## What you have to do:
Transcribe the whole listing without a single picture.

## Stored records:
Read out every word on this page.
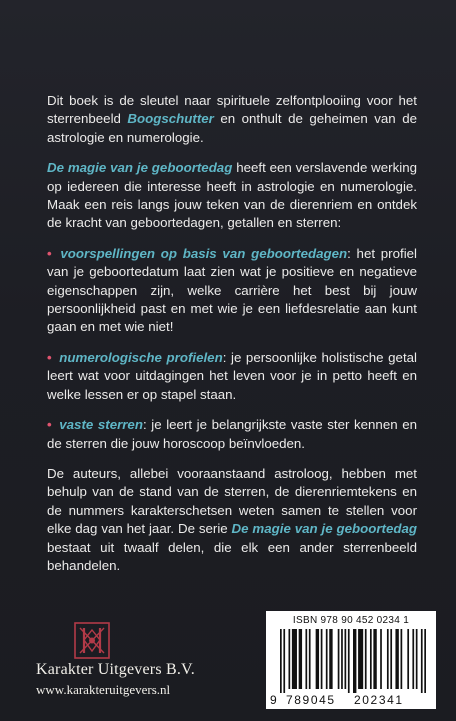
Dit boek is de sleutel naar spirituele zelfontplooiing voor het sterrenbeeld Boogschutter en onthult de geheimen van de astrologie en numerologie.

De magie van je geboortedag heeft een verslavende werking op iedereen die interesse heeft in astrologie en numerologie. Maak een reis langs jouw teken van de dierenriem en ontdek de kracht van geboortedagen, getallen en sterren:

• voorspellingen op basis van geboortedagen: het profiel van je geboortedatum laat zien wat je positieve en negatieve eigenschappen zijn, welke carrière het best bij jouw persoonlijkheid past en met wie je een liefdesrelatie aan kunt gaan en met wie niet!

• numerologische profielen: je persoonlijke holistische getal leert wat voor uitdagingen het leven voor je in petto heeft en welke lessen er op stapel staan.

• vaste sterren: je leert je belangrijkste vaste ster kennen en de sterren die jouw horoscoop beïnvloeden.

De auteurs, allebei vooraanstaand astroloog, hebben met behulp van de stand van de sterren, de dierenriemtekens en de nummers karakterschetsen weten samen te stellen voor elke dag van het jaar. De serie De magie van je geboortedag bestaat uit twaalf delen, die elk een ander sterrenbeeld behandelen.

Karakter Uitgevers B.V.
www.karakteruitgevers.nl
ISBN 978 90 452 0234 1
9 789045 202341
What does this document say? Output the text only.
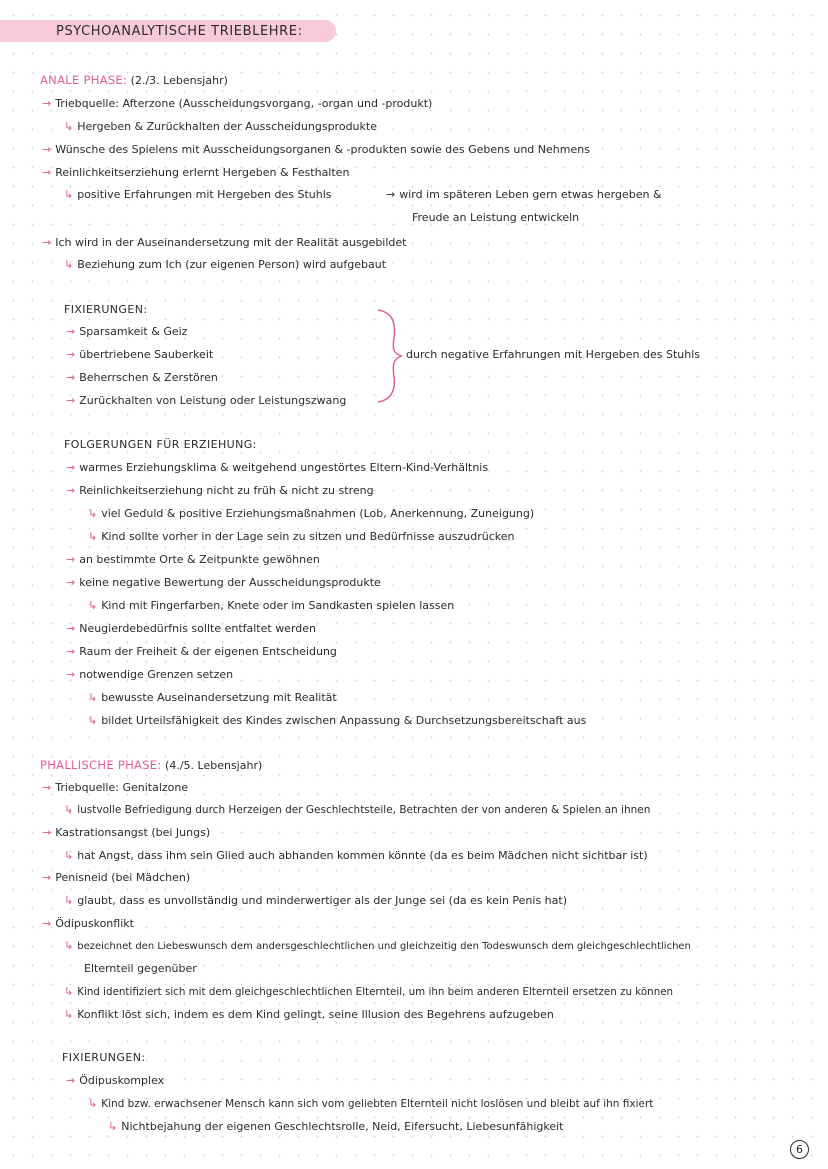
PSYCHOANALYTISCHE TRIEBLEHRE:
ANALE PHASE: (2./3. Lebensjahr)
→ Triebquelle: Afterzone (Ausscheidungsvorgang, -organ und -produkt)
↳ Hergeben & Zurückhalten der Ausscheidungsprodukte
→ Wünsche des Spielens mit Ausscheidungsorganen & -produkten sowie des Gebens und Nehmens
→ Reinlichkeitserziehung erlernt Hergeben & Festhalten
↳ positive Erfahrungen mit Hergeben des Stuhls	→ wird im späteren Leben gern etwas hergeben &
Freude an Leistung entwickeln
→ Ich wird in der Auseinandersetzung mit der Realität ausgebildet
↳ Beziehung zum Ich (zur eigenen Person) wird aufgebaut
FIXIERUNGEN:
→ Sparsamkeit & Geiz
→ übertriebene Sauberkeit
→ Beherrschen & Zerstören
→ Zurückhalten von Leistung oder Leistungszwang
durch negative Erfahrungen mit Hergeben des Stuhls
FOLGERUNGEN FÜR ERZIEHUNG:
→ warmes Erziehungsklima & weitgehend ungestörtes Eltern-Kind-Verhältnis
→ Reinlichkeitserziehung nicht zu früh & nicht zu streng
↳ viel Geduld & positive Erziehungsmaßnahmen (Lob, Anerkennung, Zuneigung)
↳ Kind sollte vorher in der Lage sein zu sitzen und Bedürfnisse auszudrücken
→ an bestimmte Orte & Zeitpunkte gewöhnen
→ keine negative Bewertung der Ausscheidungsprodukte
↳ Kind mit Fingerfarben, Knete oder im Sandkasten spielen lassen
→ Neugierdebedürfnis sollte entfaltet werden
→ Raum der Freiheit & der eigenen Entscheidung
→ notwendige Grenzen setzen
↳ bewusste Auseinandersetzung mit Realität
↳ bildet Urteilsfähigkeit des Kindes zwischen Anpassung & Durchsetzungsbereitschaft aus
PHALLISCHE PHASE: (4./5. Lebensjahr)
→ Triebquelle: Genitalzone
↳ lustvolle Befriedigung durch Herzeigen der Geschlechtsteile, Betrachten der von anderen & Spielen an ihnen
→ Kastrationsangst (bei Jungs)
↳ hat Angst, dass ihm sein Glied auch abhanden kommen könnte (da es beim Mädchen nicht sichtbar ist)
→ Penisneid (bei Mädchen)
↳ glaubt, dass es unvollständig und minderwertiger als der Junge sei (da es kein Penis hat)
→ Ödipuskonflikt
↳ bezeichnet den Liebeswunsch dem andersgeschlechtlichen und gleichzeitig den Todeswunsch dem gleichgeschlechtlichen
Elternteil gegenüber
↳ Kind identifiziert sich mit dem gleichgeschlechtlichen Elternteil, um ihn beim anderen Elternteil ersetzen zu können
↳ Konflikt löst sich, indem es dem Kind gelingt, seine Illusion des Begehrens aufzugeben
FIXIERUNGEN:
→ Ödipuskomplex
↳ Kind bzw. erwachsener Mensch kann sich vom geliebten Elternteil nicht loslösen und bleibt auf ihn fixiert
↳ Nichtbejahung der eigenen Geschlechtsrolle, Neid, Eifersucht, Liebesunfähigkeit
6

## Expected answer:
Read out every word on this page.
Dit boek is de sleutel naar spirituele zelfontplooiing voor het sterrenbeeld Boogschutter en onthult de geheimen van de astrologie en numerologie.

De magie van je geboortedag heeft een verslavende werking op iedereen die interesse heeft in astrologie en numerologie. Maak een reis langs jouw teken van de dierenriem en ontdek de kracht van geboortedagen, getallen en sterren:

• voorspellingen op basis van geboortedagen: het profiel van je geboortedatum laat zien wat je positieve en negatieve eigenschappen zijn, welke carrière het best bij jouw persoonlijkheid past en met wie je een liefdesrelatie aan kunt gaan en met wie niet!

• numerologische profielen: je persoonlijke holistische getal leert wat voor uitdagingen het leven voor je in petto heeft en welke lessen er op stapel staan.

• vaste sterren: je leert je belangrijkste vaste ster kennen en de sterren die jouw horoscoop beïnvloeden.

De auteurs, allebei vooraanstaand astroloog, hebben met behulp van de stand van de sterren, de dierenriemtekens en de nummers karakterschetsen weten samen te stellen voor elke dag van het jaar. De serie De magie van je geboortedag bestaat uit twaalf delen, die elk een ander sterrenbeeld behandelen.

Karakter Uitgevers B.V.
www.karakteruitgevers.nl
ISBN 978 90 452 0234 1
9 789045 202341
What does this document say? Output the text only.
PSYCHOANALYTISCHE TRIEBLEHRE:
ANALE PHASE: (2./3. Lebensjahr)
→ Triebquelle: Afterzone (Ausscheidungsvorgang, -organ und -produkt)
↳ Hergeben & Zurückhalten der Ausscheidungsprodukte
→ Wünsche des Spielens mit Ausscheidungsorganen & -produkten sowie des Gebens und Nehmens
→ Reinlichkeitserziehung erlernt Hergeben & Festhalten
↳ positive Erfahrungen mit Hergeben des Stuhls	→ wird im späteren Leben gern etwas hergeben &
Freude an Leistung entwickeln
→ Ich wird in der Auseinandersetzung mit der Realität ausgebildet
↳ Beziehung zum Ich (zur eigenen Person) wird aufgebaut
FIXIERUNGEN:
→ Sparsamkeit & Geiz
→ übertriebene Sauberkeit
→ Beherrschen & Zerstören
→ Zurückhalten von Leistung oder Leistungszwang
durch negative Erfahrungen mit Hergeben des Stuhls
FOLGERUNGEN FÜR ERZIEHUNG:
→ warmes Erziehungsklima & weitgehend ungestörtes Eltern-Kind-Verhältnis
→ Reinlichkeitserziehung nicht zu früh & nicht zu streng
↳ viel Geduld & positive Erziehungsmaßnahmen (Lob, Anerkennung, Zuneigung)
↳ Kind sollte vorher in der Lage sein zu sitzen und Bedürfnisse auszudrücken
→ an bestimmte Orte & Zeitpunkte gewöhnen
→ keine negative Bewertung der Ausscheidungsprodukte
↳ Kind mit Fingerfarben, Knete oder im Sandkasten spielen lassen
→ Neugierdebedürfnis sollte entfaltet werden
→ Raum der Freiheit & der eigenen Entscheidung
→ notwendige Grenzen setzen
↳ bewusste Auseinandersetzung mit Realität
↳ bildet Urteilsfähigkeit des Kindes zwischen Anpassung & Durchsetzungsbereitschaft aus
PHALLISCHE PHASE: (4./5. Lebensjahr)
→ Triebquelle: Genitalzone
↳ lustvolle Befriedigung durch Herzeigen der Geschlechtsteile, Betrachten der von anderen & Spielen an ihnen
→ Kastrationsangst (bei Jungs)
↳ hat Angst, dass ihm sein Glied auch abhanden kommen könnte (da es beim Mädchen nicht sichtbar ist)
→ Penisneid (bei Mädchen)
↳ glaubt, dass es unvollständig und minderwertiger als der Junge sei (da es kein Penis hat)
→ Ödipuskonflikt
↳ bezeichnet den Liebeswunsch dem andersgeschlechtlichen und gleichzeitig den Todeswunsch dem gleichgeschlechtlichen
Elternteil gegenüber
↳ Kind identifiziert sich mit dem gleichgeschlechtlichen Elternteil, um ihn beim anderen Elternteil ersetzen zu können
↳ Konflikt löst sich, indem es dem Kind gelingt, seine Illusion des Begehrens aufzugeben
FIXIERUNGEN:
→ Ödipuskomplex
↳ Kind bzw. erwachsener Mensch kann sich vom geliebten Elternteil nicht loslösen und bleibt auf ihn fixiert
↳ Nichtbejahung der eigenen Geschlechtsrolle, Neid, Eifersucht, Liebesunfähigkeit
6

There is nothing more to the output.